[Tarefas]
• a. Responda, com base no texto sobre agropecuária e Código Florestal:
(i) Em que posição o Brasil aparece entre os exportadores de milho?
(ii) Que parcela de toda a água doce do mundo o Brasil possui?
(iii) Em que revista e em que mês e ano saiu o artigo citado no terceiro parágrafo?
• b. Por favor, reúna todas as linhas dos registros que contêm a palavra "Polygon", levando em conta maiúsculas e minúsculas.

[Texto da página]
══════════════════════════════

O Brasil é o maior exportador de açúcar, carne bovina, frango, fumo, café, suco de laranja, etanol; o 2º maior exportador em soja e derivados, e 3º em milho e carne suína. A produção agropecuária brasileira é responsável por algo próximo de um terço do PIB brasileiro. Portanto, inegável é a relevância desse setor para o desenvolvimento do país.
O Brasil também é detentor da maior biodiversidade do planeta, possui mais de 20% de toda água doce do mundo, mais de um terço de todas as florestas tropicais com mais de 50% do seu território coberto por vegetação nativa dos biomas originais, embora sob pressão crescente e cotidiana.
Em artigo para a revista Opiniões (dezembro de 2009), afirmei que o produtor rural deve ser reconhecido pela sociedade brasileira (pelo poder público e pela legislação) no contexto da realidade socioambiental brasileira como produtor de serviços ambientais.
Ele é responsável (queira ou não) pela conservação dos solos e da água, de uma parcela necessária dos ecossistemas nativos e o produto de seu trabalho depende dos elementos vitais da natureza (água, minério, recursos genéticos e outros) necessários para manutenção do equilíbrio climático e ecológico.
“Se por um lado o Brasil tem na agropecuária um esteio importante para seu sustento, não é menos verdade que o esteio para o sustento da agropecuária reside no clima, na água, na biodiversidade e nos solos salvaguardados pelas nossas florestas.” |
Em proporções e por natureza constitucional distintas, são tão responsáveis quanto os povos indígenas, as comunidades tradicionais e extrativistas que detêm um percentual significativo de terras bem conservadas no Brasil, mas que diferentemente dos produtores rurais, até hoje contaram com migalhas de apoio público às suas atividades socioeconômicas.
Em parte, o Código Florestal atende à necessidade de estabelecimento de parâmetros gerais de conservação solo, nascentes e biodiversidade necessários para garantir as bases para a produção agropecuária.
Porém, para os produtores rurais que ignoraram a lei ao longo dos últimos anos, as opções hoje previstas na legislação, inseridas mais recentemente por meio da MP 2166/67, não resolvem. Como sair desse impasse?
Se por um lado o Brasil tem na agropecuária um esteio importante para seu sustento, não é menos verdade que o esteio para o sustento da agropecuária reside no clima, na água, na biodiversidade e nos solos salvaguardados pelas nossas florestas e demais ecossistemas nativos. Também encontram esteio nos consumidores finais e na cadeia produtiva, cada vez mais exigentes no que se refere à legalidade e sustentabilidade dos produtos e do processo produtivo como um todo.
Está claro que o discurso político fácil e corporativo, pseudo-nacionalista, não resolverá objetivamente o desafio posto. Vê-se que jogam para a platéia em pleno ano de eleições. Tampouco resolve a supressão de responsabilidades dos governos federal e estaduais no que compete à fiscalização e ao licenciamento ambiental, o enfraquecimento de instrumentos como o Zoneamento Ecológico-econômico, ou o passar de borracha nas ocupações ilegais, principalmente posteriores à vigência da lei atual, como defendem algumas lideranças do agronegócio no Congresso Nacional.

══════════════════════════════

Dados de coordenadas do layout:
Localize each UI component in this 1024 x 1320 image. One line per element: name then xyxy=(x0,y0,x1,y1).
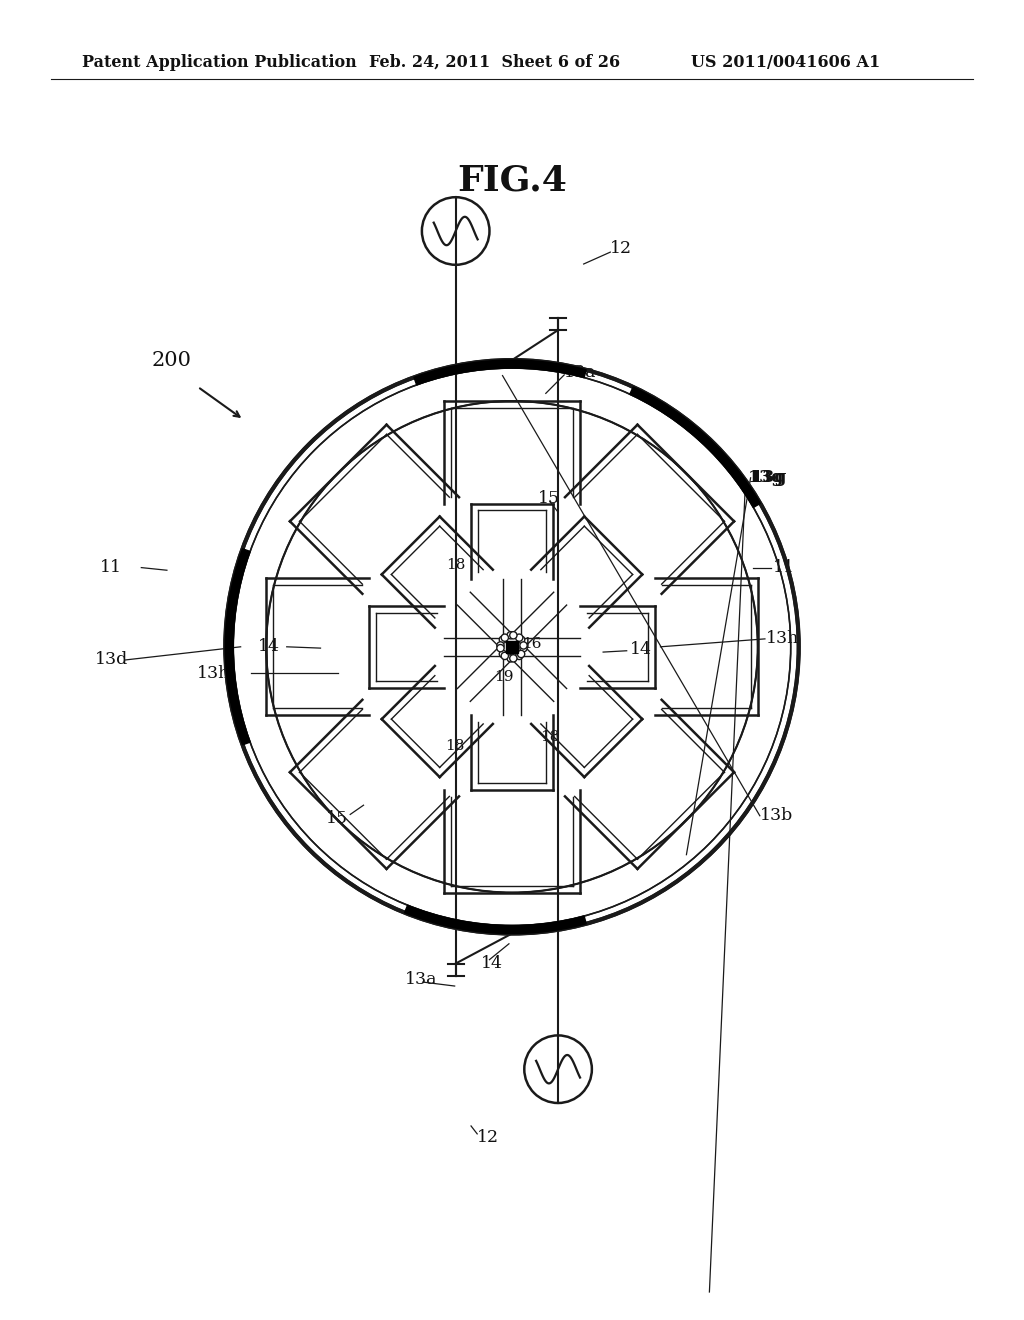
Text: 14: 14 xyxy=(258,639,280,655)
Circle shape xyxy=(517,651,524,657)
Circle shape xyxy=(510,655,517,661)
Text: 16: 16 xyxy=(522,638,542,651)
Circle shape xyxy=(500,651,507,657)
Circle shape xyxy=(515,652,523,660)
Text: 14: 14 xyxy=(630,642,651,657)
Circle shape xyxy=(501,652,509,660)
Circle shape xyxy=(507,632,514,639)
Text: 11: 11 xyxy=(100,560,122,576)
Text: 11: 11 xyxy=(773,560,795,576)
Text: 13d: 13d xyxy=(95,652,128,668)
Text: 15: 15 xyxy=(538,491,560,507)
Polygon shape xyxy=(630,387,760,507)
Circle shape xyxy=(517,636,524,643)
Circle shape xyxy=(500,636,507,643)
Circle shape xyxy=(497,642,504,649)
Text: 14: 14 xyxy=(481,956,503,972)
Text: 12: 12 xyxy=(477,1130,500,1146)
Text: US 2011/0041606 A1: US 2011/0041606 A1 xyxy=(691,54,881,70)
Text: 13h: 13h xyxy=(197,665,230,681)
Text: 13h: 13h xyxy=(766,631,800,647)
Polygon shape xyxy=(225,549,250,744)
Text: Feb. 24, 2011  Sheet 6 of 26: Feb. 24, 2011 Sheet 6 of 26 xyxy=(369,54,620,70)
Circle shape xyxy=(501,634,509,642)
Text: 13g: 13g xyxy=(748,470,784,486)
Text: 13a: 13a xyxy=(564,364,597,380)
Circle shape xyxy=(520,644,527,652)
Text: 19: 19 xyxy=(495,671,514,684)
Circle shape xyxy=(497,644,504,652)
Text: 18: 18 xyxy=(446,558,466,572)
Text: 13g: 13g xyxy=(751,470,787,486)
Text: 13b: 13b xyxy=(760,808,793,824)
Polygon shape xyxy=(404,906,586,933)
Text: 12: 12 xyxy=(610,240,633,256)
Polygon shape xyxy=(414,360,586,385)
Text: 15: 15 xyxy=(326,810,348,826)
Text: 18: 18 xyxy=(445,739,465,752)
Circle shape xyxy=(520,642,527,649)
Bar xyxy=(506,640,518,653)
Text: FIG.4: FIG.4 xyxy=(457,164,567,198)
Text: 200: 200 xyxy=(152,351,191,370)
Text: 13a: 13a xyxy=(404,972,437,987)
Circle shape xyxy=(507,655,514,661)
Circle shape xyxy=(515,634,523,642)
Text: Patent Application Publication: Patent Application Publication xyxy=(82,54,356,70)
Circle shape xyxy=(510,632,517,639)
Text: 18: 18 xyxy=(540,730,559,743)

══════════════════════════════

[Respostas por tarefa]
• a.
(i) 3º lugar.
(ii) Mais de 20%.
(iii) Na revista Opiniões, em dezembro de 2009.

• b.
Polygon shape xyxy=(630,387,760,507)
Polygon shape xyxy=(225,549,250,744)
Polygon shape xyxy=(404,906,586,933)
Polygon shape xyxy=(414,360,586,385)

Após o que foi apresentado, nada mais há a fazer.